:: Written problem ::
Reproduce the material below with every "bullet-text" changed to "body-text" and nothing else altered. Omit the pictures.

:: Data provided ::
--- --- ---

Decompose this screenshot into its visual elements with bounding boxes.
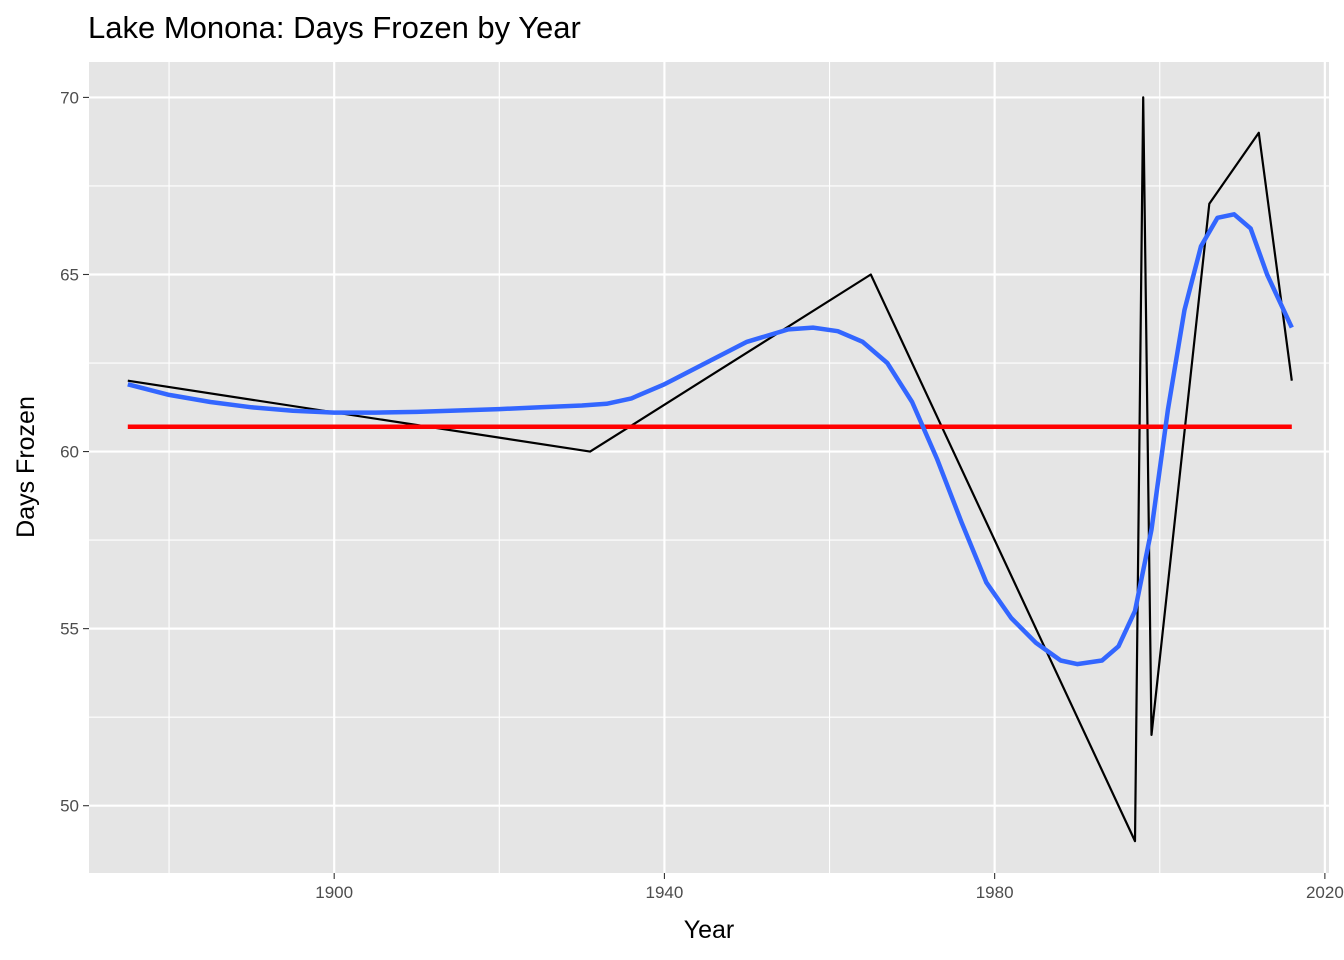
x-tick-label: 1900: [315, 883, 353, 902]
smooth-series-line: [127, 212, 1294, 667]
y-tick-label: 55: [60, 620, 79, 639]
y-tick-label: 70: [60, 88, 79, 107]
major-gridlines: [89, 62, 1329, 873]
raw-series-line: [127, 96, 1293, 843]
series-layer: [127, 96, 1294, 843]
x-axis-title: Year: [684, 916, 735, 944]
x-tick-label: 2020: [1306, 883, 1344, 902]
y-tick-label: 65: [60, 265, 79, 284]
chart-title: Lake Monona: Days Frozen by Year: [88, 10, 581, 45]
plot-panel: [89, 62, 1329, 873]
y-tick-label: 60: [60, 443, 79, 462]
y-axis-title: Days Frozen: [12, 396, 40, 538]
x-tick-label: 1980: [976, 883, 1014, 902]
axis-ticks: [83, 96, 1326, 879]
x-tick-label: 1940: [646, 883, 684, 902]
tick-labels: 1900 1940 1980 2020 50 55 60 65 70: [60, 88, 1344, 902]
y-tick-label: 50: [60, 797, 79, 816]
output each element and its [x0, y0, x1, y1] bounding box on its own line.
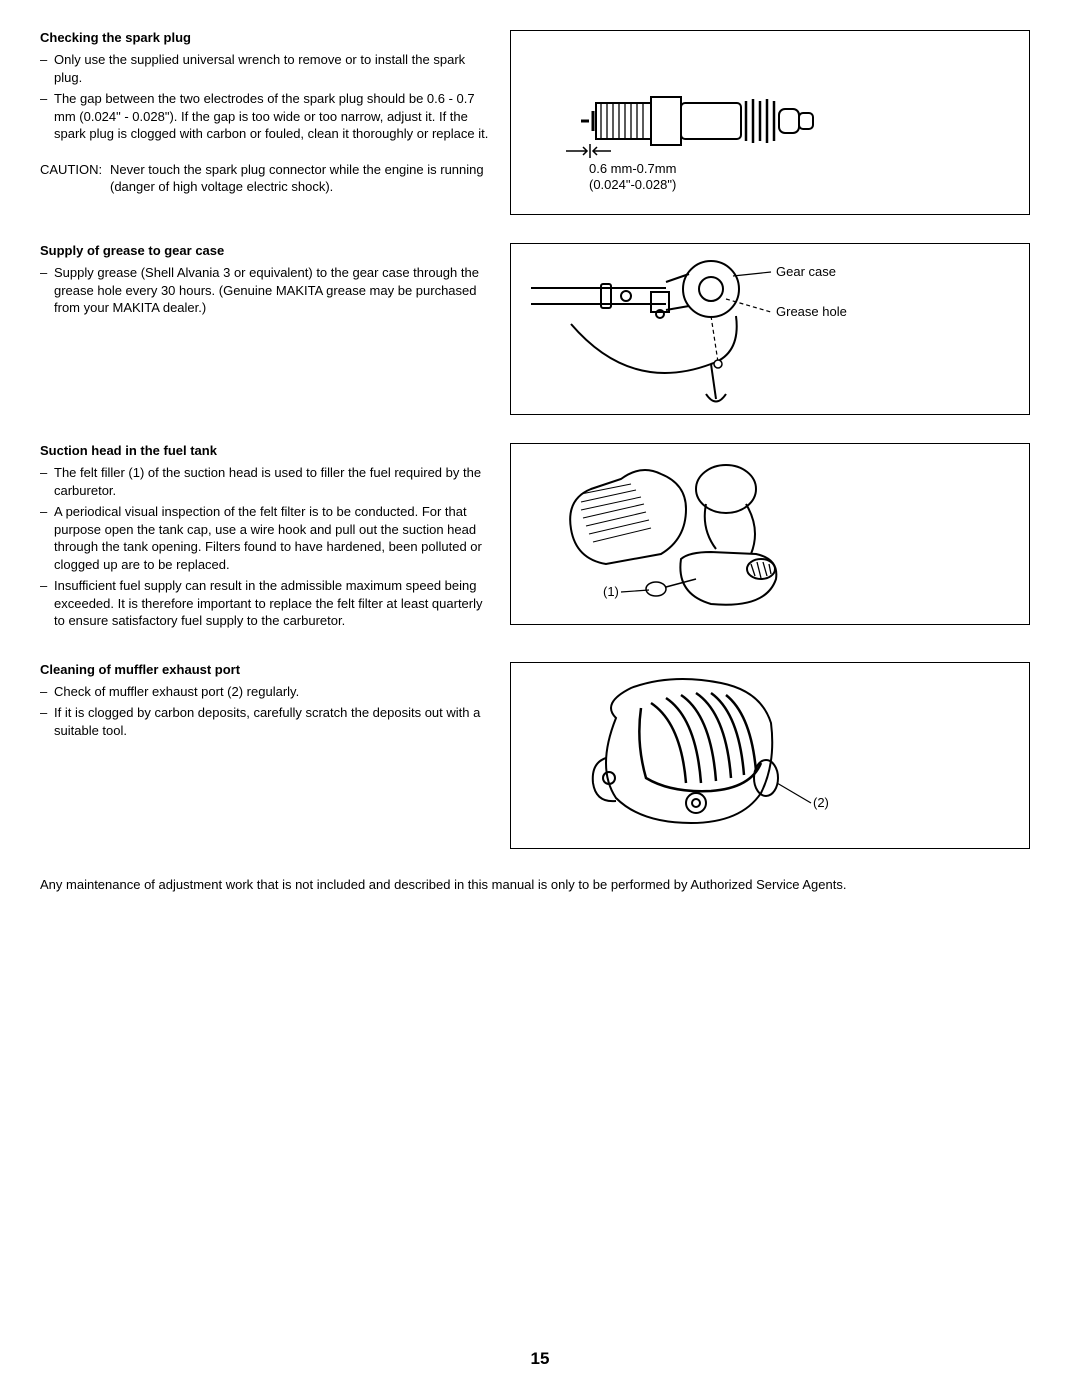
- heading-grease: Supply of grease to gear case: [40, 243, 490, 258]
- section-suction-head: Suction head in the fuel tank – The felt…: [40, 443, 1040, 634]
- bullet-item: – If it is clogged by carbon deposits, c…: [40, 704, 490, 739]
- figure-spark-plug: 0.6 mm-0.7mm (0.024"-0.028"): [510, 30, 1030, 215]
- figure-label-gap-mm: 0.6 mm-0.7mm: [589, 161, 676, 176]
- bullet-text: Insufficient fuel supply can result in t…: [54, 577, 490, 630]
- bullet-text: If it is clogged by carbon deposits, car…: [54, 704, 490, 739]
- heading-muffler: Cleaning of muffler exhaust port: [40, 662, 490, 677]
- fuel-tank-icon: [511, 444, 1029, 624]
- bullet-text: The gap between the two electrodes of th…: [54, 90, 490, 143]
- heading-spark-plug: Checking the spark plug: [40, 30, 490, 45]
- bullet-item: – The felt filler (1) of the suction hea…: [40, 464, 490, 499]
- figure-callout-2: (2): [813, 795, 829, 810]
- bullet-text: Only use the supplied universal wrench t…: [54, 51, 490, 86]
- figure-label-grease-hole: Grease hole: [776, 304, 847, 319]
- bullet-item: – Only use the supplied universal wrench…: [40, 51, 490, 86]
- figure-callout-1: (1): [603, 584, 619, 599]
- section-spark-plug: Checking the spark plug – Only use the s…: [40, 30, 1040, 215]
- bullet-item: – The gap between the two electrodes of …: [40, 90, 490, 143]
- bullet-text: Supply grease (Shell Alvania 3 or equiva…: [54, 264, 490, 317]
- gear-case-icon: [511, 244, 1029, 414]
- caution-text: Never touch the spark plug connector whi…: [110, 161, 490, 196]
- figure-label-gap-in: (0.024"-0.028"): [589, 177, 676, 192]
- figure-fuel-tank: (1): [510, 443, 1030, 625]
- bullet-item: – Supply grease (Shell Alvania 3 or equi…: [40, 264, 490, 317]
- bullet-text: A periodical visual inspection of the fe…: [54, 503, 490, 573]
- page-number: 15: [0, 1349, 1080, 1369]
- muffler-icon: [511, 663, 1029, 848]
- caution-block: CAUTION: Never touch the spark plug conn…: [40, 161, 490, 196]
- caution-label: CAUTION:: [40, 161, 110, 196]
- bullet-item: – Check of muffler exhaust port (2) regu…: [40, 683, 490, 701]
- bullet-text: Check of muffler exhaust port (2) regula…: [54, 683, 490, 701]
- bullet-item: – A periodical visual inspection of the …: [40, 503, 490, 573]
- figure-gear-case: Gear case Grease hole: [510, 243, 1030, 415]
- figure-label-gear-case: Gear case: [776, 264, 836, 279]
- heading-suction-head: Suction head in the fuel tank: [40, 443, 490, 458]
- footer-note: Any maintenance of adjustment work that …: [40, 877, 1040, 892]
- figure-muffler: (2): [510, 662, 1030, 849]
- section-grease: Supply of grease to gear case – Supply g…: [40, 243, 1040, 415]
- bullet-item: – Insufficient fuel supply can result in…: [40, 577, 490, 630]
- section-muffler: Cleaning of muffler exhaust port – Check…: [40, 662, 1040, 849]
- bullet-text: The felt filler (1) of the suction head …: [54, 464, 490, 499]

--- --- ---

:: Response below ::
Decompose this screenshot into its visual elements with bounding boxes.
x-tick-label: 1900: [315, 883, 353, 902]
smooth-series-line: [127, 212, 1294, 667]
y-tick-label: 55: [60, 620, 79, 639]
y-tick-label: 70: [60, 88, 79, 107]
major-gridlines: [89, 62, 1329, 873]
raw-series-line: [127, 96, 1293, 843]
series-layer: [127, 96, 1294, 843]
x-axis-title: Year: [684, 916, 735, 944]
x-tick-label: 2020: [1306, 883, 1344, 902]
y-tick-label: 65: [60, 265, 79, 284]
chart-title: Lake Monona: Days Frozen by Year: [88, 10, 581, 45]
plot-panel: [89, 62, 1329, 873]
y-tick-label: 60: [60, 443, 79, 462]
y-axis-title: Days Frozen: [12, 396, 40, 538]
x-tick-label: 1980: [976, 883, 1014, 902]
axis-ticks: [83, 96, 1326, 879]
x-tick-label: 1940: [646, 883, 684, 902]
tick-labels: 1900 1940 1980 2020 50 55 60 65 70: [60, 88, 1344, 902]
y-tick-label: 50: [60, 797, 79, 816]
output each element and its [x0, y0, x1, y1] bounding box on its own line.
- heading-grease: Supply of grease to gear case: [40, 243, 490, 258]
- section-suction-head: Suction head in the fuel tank – The felt…: [40, 443, 1040, 634]
- bullet-item: – If it is clogged by carbon deposits, c…: [40, 704, 490, 739]
- figure-spark-plug: 0.6 mm-0.7mm (0.024"-0.028"): [510, 30, 1030, 215]
- figure-label-gap-mm: 0.6 mm-0.7mm: [589, 161, 676, 176]
- body-text: Insufficient fuel supply can result in t…: [54, 577, 490, 630]
- body-text: If it is clogged by carbon deposits, car…: [54, 704, 490, 739]
- heading-muffler: Cleaning of muffler exhaust port: [40, 662, 490, 677]
- fuel-tank-icon: [511, 444, 1029, 624]
- body-text: The gap between the two electrodes of th…: [54, 90, 490, 143]
- heading-spark-plug: Checking the spark plug: [40, 30, 490, 45]
- bullet-item: – The felt filler (1) of the suction hea…: [40, 464, 490, 499]
- figure-callout-2: (2): [813, 795, 829, 810]
- body-text: Only use the supplied universal wrench t…: [54, 51, 490, 86]
- figure-label-grease-hole: Grease hole: [776, 304, 847, 319]
- bullet-item: – Only use the supplied universal wrench…: [40, 51, 490, 86]
- figure-callout-1: (1): [603, 584, 619, 599]
- section-spark-plug: Checking the spark plug – Only use the s…: [40, 30, 1040, 215]
- bullet-item: – The gap between the two electrodes of …: [40, 90, 490, 143]
- body-text: Supply grease (Shell Alvania 3 or equiva…: [54, 264, 490, 317]
- gear-case-icon: [511, 244, 1029, 414]
- caution-text: Never touch the spark plug connector whi…: [110, 161, 490, 196]
- figure-label-gap-in: (0.024"-0.028"): [589, 177, 676, 192]
- figure-fuel-tank: (1): [510, 443, 1030, 625]
- bullet-item: – Supply grease (Shell Alvania 3 or equi…: [40, 264, 490, 317]
- body-text: A periodical visual inspection of the fe…: [54, 503, 490, 573]
- page-number: 15: [0, 1349, 1080, 1369]
- muffler-icon: [511, 663, 1029, 848]
- caution-block: CAUTION: Never touch the spark plug conn…: [40, 161, 490, 196]
- caution-label: CAUTION:: [40, 161, 110, 196]
- bullet-item: – Check of muffler exhaust port (2) regu…: [40, 683, 490, 701]
- body-text: Check of muffler exhaust port (2) regula…: [54, 683, 490, 701]
- bullet-item: – A periodical visual inspection of the …: [40, 503, 490, 573]
- figure-gear-case: Gear case Grease hole: [510, 243, 1030, 415]
- figure-label-gear-case: Gear case: [776, 264, 836, 279]
- heading-suction-head: Suction head in the fuel tank: [40, 443, 490, 458]
- footer-note: Any maintenance of adjustment work that …: [40, 877, 1040, 892]
- figure-muffler: (2): [510, 662, 1030, 849]
- section-grease: Supply of grease to gear case – Supply g…: [40, 243, 1040, 415]
- bullet-item: – Insufficient fuel supply can result in…: [40, 577, 490, 630]
- section-muffler: Cleaning of muffler exhaust port – Check…: [40, 662, 1040, 849]
- body-text: The felt filler (1) of the suction head …: [54, 464, 490, 499]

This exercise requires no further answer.